**Check your understanding**
1. In the text about the Ministry's demolitions, substitute "occupants" for "squatters" and give the passage between "A few days ago" and "is now five.", inclusive.
2. Resume the text about the Ministry's demolitions after its last sentence.

**Text block**
------------------------------------------------------------

A few days ago there was a seven-and-a-half hour stand-off between residents, members of the parliamentary opposition and Mayor Ubraj Narine, who was certainly operating well outside the  boundaries of his normal GT jurisdiction.  By this time, the Ministry had managed to persuade most of the squatters to remove, and at the end of last year the hold-outs had been reduced to seven in number. As of this week, the total is now five.

After warning notices, on Tuesday the Ministry moved in with its heavy equipment to demolish the residences, and Ms Anita Beaton saw her bridge, store-room and the concrete porch of her shop razed by an excavator. She was quoted as saying: “We are not collecting their money because we are not properly compensated. We engage [the ministry] up to the 22nd of December and they putting notice that we are not engaging − we ain’t collect housing money. We have livestock and they want us to sell them out, why? Why?”

------------------------------------------------------------

**Entries provided**
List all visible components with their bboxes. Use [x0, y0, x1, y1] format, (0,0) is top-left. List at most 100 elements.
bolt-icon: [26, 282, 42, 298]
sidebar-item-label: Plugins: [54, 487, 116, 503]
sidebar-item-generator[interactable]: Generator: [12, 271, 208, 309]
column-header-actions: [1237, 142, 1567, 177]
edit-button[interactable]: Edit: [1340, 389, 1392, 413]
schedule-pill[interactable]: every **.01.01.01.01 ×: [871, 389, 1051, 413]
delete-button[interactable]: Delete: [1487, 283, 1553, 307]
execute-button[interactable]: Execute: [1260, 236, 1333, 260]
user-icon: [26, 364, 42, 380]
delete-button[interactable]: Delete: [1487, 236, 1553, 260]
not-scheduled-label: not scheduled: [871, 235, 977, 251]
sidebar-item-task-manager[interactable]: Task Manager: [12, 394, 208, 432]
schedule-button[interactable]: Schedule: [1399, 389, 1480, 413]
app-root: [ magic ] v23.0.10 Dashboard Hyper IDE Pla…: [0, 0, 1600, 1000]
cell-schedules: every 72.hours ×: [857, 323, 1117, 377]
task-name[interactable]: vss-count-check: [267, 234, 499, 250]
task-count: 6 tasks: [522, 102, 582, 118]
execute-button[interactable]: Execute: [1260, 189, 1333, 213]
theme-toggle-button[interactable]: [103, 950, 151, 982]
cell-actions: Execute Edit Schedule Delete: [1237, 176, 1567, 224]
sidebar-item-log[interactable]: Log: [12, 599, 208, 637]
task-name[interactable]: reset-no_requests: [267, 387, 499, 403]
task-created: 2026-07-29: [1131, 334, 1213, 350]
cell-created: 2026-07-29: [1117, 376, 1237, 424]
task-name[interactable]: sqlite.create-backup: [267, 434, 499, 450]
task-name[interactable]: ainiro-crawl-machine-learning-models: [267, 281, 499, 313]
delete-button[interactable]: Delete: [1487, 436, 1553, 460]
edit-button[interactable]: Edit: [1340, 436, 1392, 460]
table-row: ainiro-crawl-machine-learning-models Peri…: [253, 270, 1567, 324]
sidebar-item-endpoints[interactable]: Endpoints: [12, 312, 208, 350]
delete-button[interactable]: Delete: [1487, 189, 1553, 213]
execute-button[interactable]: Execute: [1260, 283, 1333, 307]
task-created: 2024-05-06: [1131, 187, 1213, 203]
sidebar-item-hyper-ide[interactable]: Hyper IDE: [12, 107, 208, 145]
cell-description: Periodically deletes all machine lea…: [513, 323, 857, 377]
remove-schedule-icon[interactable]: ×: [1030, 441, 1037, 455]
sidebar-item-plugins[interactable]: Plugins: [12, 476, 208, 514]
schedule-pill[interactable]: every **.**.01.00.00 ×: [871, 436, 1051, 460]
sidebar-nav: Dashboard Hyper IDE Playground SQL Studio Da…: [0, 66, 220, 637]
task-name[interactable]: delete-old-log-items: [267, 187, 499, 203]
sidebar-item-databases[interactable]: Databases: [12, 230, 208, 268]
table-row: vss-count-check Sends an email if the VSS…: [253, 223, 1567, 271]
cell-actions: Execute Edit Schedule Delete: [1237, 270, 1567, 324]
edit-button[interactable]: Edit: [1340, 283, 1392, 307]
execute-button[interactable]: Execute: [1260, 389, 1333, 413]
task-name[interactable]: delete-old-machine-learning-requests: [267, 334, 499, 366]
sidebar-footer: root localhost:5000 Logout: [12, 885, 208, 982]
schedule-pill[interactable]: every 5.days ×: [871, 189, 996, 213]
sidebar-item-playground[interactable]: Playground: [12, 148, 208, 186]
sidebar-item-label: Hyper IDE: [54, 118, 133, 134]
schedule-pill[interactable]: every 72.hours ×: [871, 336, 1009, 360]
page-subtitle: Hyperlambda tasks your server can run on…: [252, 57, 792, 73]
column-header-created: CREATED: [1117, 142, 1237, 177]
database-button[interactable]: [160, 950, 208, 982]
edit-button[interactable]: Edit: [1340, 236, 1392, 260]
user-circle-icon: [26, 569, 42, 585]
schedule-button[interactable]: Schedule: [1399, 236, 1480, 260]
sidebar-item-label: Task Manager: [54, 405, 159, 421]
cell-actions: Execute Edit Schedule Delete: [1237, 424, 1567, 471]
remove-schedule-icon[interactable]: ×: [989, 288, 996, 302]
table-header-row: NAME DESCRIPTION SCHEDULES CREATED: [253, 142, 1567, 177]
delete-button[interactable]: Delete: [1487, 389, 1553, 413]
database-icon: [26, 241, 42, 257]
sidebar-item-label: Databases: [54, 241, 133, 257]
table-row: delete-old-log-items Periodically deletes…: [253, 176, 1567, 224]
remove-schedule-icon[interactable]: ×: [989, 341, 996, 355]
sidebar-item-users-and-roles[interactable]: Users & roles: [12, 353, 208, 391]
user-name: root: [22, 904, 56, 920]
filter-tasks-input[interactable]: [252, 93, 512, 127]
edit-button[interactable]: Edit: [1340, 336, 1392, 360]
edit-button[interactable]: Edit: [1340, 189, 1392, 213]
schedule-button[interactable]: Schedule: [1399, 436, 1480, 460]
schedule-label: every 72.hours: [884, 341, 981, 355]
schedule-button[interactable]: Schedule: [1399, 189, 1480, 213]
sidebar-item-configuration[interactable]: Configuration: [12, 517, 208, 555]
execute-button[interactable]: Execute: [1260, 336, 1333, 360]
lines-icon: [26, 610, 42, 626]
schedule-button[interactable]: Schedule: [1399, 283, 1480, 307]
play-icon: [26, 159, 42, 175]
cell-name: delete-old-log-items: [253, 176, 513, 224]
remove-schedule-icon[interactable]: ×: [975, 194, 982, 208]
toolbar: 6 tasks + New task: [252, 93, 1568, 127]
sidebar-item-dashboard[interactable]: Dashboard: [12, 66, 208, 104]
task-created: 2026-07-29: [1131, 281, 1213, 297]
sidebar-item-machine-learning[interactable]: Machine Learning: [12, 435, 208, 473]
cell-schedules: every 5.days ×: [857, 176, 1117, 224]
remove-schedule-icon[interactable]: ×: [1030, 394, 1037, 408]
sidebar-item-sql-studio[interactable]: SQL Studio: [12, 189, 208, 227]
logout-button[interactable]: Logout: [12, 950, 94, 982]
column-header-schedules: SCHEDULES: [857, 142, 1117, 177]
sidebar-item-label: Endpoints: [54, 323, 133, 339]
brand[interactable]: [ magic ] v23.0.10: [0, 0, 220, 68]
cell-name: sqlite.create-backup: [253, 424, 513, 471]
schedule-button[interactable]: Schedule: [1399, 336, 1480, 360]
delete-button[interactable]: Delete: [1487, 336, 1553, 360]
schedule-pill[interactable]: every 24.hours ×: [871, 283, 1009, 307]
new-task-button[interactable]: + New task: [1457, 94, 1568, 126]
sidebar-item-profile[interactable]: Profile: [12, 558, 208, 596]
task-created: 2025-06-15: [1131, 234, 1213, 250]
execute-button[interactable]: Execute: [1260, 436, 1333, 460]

------------------------------------------------------------

**Answers given**
1.
A few days ago there was a seven-and-a-half hour stand-off between residents, members of the parliamentary opposition and Mayor Ubraj Narine, who was certainly operating well outside the  boundaries of his normal GT jurisdiction.  By this time, the Ministry had managed to persuade most of the occupants to remove, and at the end of last year the hold-outs had been reduced to seven in number. As of this week, the total is now five.

2.
Not all of what the opposition had to say on the subject was irrelevant. Mr Norton pointed out that once there was a road then the property value of the land where the residents’ houses stood would go up. It is certainly true that roads attract business, so if the area where the inhabitants once lived was distributed to others at some point, the allegation of discrimination of some kind, even if not necessarily of a racial nature as the Opposition Leader is insisting, could be made.

In a letter to this newspaper yesterday in response to another matter, Mr Croal extolled the government record on housing, including in relation to squatting settlements which he said had been reduced from nineteen to thirteen. The problem is not all squatting settlements are the same, and the measures which should be taken to address them should vary according to the circumstances of those who live in them. In the Pepper Field case the residents are in a completely different category from those, say, in Parika Sea Dam. Apart from anything else, they are able to make a living and support themselves adequately, so they have a great deal more to lose financially speaking if they are moved, than does the last-named community.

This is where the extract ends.